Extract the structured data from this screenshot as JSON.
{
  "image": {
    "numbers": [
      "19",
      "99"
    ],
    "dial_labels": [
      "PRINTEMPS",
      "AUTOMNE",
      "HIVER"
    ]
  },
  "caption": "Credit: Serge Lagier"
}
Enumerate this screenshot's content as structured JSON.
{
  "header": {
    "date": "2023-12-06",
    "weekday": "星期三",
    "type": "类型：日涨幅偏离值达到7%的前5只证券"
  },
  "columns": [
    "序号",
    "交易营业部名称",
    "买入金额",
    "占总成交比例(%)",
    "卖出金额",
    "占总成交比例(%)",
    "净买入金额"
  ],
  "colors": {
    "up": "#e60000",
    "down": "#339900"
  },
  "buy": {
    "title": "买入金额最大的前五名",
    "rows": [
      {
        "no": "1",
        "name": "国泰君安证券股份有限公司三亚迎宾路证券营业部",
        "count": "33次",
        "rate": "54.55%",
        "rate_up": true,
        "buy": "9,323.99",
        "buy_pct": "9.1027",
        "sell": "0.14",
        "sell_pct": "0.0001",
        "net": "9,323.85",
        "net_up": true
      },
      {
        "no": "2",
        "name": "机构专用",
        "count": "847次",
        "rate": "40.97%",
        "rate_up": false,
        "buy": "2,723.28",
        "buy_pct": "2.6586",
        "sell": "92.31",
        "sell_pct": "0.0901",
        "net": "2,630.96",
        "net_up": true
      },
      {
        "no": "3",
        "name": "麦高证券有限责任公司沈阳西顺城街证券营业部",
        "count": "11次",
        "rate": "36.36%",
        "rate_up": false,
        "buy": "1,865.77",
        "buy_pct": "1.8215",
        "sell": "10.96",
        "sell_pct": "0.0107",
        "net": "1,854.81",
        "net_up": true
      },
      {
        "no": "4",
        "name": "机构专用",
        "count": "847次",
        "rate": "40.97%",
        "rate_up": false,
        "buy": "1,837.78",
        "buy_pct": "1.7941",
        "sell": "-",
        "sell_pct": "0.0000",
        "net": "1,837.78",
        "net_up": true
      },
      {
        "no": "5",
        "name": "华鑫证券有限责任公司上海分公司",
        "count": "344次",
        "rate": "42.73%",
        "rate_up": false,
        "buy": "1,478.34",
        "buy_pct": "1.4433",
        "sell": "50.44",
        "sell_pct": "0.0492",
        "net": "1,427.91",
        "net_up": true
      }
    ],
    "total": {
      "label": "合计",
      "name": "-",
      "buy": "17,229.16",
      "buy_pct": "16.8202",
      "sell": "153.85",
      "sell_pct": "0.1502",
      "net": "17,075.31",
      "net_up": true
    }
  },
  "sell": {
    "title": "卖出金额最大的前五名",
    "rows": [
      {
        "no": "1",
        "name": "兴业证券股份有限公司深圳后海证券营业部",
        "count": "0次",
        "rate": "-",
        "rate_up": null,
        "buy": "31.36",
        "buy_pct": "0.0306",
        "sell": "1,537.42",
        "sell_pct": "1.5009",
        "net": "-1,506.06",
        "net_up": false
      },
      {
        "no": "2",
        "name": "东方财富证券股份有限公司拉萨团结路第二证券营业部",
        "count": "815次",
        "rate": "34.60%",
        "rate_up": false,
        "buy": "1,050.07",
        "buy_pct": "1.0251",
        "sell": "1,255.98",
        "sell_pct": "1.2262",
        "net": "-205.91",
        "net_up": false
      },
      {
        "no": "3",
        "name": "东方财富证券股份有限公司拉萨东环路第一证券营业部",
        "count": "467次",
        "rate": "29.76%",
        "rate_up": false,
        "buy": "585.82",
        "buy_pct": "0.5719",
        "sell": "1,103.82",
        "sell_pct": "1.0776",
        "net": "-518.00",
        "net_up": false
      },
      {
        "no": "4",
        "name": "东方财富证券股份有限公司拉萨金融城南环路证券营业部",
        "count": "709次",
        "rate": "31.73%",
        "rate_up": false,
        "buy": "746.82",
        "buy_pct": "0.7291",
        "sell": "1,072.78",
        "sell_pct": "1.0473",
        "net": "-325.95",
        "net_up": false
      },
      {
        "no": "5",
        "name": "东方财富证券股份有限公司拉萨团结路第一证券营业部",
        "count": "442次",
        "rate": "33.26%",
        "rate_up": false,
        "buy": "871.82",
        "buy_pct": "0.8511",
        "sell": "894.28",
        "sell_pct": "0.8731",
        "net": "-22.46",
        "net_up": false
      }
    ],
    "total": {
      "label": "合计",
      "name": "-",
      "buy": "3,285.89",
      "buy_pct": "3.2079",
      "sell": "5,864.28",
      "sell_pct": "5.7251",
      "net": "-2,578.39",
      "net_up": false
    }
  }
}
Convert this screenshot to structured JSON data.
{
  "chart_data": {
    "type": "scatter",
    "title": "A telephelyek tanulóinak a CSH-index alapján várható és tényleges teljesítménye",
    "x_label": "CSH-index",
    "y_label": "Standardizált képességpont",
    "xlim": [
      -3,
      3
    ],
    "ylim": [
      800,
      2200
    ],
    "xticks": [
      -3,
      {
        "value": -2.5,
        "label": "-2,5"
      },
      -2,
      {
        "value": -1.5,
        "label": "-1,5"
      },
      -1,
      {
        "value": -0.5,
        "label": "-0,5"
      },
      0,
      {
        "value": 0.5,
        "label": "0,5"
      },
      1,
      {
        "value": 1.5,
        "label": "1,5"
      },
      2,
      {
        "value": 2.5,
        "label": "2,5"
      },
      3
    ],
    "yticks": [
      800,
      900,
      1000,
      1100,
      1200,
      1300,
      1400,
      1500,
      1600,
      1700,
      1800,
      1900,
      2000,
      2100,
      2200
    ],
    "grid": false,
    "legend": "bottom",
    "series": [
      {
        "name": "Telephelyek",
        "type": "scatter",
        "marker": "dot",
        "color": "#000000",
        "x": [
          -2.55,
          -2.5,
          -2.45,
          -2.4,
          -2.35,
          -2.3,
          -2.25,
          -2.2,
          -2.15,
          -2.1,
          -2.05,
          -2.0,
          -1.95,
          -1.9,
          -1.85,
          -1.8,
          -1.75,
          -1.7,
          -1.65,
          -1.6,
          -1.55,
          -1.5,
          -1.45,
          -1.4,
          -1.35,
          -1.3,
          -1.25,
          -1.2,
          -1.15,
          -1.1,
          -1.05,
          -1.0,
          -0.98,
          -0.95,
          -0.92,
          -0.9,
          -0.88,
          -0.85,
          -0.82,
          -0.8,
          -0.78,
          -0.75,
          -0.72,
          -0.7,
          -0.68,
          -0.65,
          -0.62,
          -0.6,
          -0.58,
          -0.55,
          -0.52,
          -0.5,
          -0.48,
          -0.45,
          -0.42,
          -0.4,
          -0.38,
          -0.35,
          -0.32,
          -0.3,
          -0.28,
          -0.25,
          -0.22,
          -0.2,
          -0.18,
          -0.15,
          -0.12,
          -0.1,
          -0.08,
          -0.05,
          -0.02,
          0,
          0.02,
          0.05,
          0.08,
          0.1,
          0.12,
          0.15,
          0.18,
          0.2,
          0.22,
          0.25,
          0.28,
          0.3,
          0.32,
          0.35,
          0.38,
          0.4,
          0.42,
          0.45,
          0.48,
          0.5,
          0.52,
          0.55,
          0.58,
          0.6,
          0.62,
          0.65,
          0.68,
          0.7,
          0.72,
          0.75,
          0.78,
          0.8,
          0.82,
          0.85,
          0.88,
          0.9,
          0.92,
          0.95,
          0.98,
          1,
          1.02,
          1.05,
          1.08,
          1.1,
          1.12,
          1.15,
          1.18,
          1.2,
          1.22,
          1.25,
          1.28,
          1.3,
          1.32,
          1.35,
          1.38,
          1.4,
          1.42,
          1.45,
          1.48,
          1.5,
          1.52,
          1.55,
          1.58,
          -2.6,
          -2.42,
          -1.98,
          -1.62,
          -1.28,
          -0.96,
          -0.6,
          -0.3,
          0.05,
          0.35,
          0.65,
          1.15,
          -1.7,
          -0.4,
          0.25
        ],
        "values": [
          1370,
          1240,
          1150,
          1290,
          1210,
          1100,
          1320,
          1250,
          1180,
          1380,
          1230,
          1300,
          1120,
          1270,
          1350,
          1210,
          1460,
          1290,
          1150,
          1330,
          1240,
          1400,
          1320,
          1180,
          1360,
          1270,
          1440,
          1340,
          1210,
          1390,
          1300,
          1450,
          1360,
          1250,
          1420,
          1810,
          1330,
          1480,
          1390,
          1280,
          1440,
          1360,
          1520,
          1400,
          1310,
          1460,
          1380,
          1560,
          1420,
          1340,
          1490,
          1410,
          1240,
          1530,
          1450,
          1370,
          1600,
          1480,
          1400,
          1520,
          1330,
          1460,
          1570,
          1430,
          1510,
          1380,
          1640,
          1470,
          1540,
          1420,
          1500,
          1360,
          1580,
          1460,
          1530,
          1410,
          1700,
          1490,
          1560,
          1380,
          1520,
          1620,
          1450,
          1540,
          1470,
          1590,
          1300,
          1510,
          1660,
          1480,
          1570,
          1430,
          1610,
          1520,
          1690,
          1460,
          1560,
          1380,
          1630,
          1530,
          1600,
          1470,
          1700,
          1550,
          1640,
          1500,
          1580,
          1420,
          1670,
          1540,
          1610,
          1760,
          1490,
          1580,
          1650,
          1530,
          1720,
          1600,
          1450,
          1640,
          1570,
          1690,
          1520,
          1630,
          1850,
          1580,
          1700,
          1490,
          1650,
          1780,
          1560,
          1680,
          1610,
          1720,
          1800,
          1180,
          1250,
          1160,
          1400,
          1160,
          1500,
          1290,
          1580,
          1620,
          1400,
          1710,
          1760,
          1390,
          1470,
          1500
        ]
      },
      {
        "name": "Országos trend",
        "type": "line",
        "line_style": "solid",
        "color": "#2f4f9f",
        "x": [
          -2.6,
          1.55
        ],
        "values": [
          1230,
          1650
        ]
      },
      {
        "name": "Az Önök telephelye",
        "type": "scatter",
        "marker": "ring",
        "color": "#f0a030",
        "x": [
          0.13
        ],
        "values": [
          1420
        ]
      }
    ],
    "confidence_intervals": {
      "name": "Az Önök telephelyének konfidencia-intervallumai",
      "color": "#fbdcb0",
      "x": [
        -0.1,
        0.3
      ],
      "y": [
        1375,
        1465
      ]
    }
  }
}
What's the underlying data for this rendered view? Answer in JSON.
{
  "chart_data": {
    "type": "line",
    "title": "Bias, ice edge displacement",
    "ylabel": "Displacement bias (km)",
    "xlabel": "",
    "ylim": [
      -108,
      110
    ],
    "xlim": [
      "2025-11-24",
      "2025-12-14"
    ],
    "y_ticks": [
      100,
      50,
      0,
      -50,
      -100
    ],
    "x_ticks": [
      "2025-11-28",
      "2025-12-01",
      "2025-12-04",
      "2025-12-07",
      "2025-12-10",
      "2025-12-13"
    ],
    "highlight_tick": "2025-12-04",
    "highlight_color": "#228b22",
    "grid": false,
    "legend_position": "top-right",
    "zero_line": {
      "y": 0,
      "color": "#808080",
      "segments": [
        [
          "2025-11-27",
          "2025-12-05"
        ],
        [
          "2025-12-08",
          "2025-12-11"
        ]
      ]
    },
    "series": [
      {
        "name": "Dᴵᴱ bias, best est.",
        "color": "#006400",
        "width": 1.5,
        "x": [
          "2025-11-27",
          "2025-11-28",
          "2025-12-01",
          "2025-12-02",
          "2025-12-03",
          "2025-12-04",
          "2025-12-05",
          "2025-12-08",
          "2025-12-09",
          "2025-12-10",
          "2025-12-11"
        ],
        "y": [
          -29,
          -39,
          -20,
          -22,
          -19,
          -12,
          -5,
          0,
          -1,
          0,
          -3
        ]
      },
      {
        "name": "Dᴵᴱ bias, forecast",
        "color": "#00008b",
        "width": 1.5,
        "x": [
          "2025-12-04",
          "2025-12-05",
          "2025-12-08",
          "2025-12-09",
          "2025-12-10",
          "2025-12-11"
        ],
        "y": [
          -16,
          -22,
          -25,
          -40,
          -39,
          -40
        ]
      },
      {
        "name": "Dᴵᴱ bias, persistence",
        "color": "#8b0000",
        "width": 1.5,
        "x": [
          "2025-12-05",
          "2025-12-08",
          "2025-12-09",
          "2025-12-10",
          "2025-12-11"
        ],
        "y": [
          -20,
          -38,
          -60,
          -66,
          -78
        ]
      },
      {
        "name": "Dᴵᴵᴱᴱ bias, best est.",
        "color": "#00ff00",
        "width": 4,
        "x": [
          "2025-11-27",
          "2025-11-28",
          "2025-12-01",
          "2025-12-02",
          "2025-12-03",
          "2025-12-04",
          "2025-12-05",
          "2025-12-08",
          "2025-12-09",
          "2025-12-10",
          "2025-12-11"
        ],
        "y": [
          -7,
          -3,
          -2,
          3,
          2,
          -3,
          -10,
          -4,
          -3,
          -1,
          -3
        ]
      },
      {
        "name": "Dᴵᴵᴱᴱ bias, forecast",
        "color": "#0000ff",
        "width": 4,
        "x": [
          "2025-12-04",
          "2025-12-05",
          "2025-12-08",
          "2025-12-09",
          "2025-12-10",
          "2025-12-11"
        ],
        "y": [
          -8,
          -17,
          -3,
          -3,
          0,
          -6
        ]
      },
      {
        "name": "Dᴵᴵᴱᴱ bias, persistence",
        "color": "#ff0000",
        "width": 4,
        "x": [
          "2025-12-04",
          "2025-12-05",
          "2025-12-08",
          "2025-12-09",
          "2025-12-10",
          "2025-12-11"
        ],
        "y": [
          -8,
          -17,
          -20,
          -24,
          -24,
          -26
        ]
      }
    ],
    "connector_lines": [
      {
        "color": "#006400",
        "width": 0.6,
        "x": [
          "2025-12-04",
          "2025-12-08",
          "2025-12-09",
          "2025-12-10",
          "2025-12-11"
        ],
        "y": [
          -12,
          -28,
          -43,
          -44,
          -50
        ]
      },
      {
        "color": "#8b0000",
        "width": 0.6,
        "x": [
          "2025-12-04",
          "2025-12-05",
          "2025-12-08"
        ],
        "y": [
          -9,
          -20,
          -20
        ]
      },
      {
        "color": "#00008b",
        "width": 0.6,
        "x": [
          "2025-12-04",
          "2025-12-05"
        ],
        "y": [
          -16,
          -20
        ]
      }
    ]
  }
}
※ ※ ※
WHAT IS EXPECTED
In the data above, count the lines where the word "structured" appears; reply with the number only.

ANSWER
3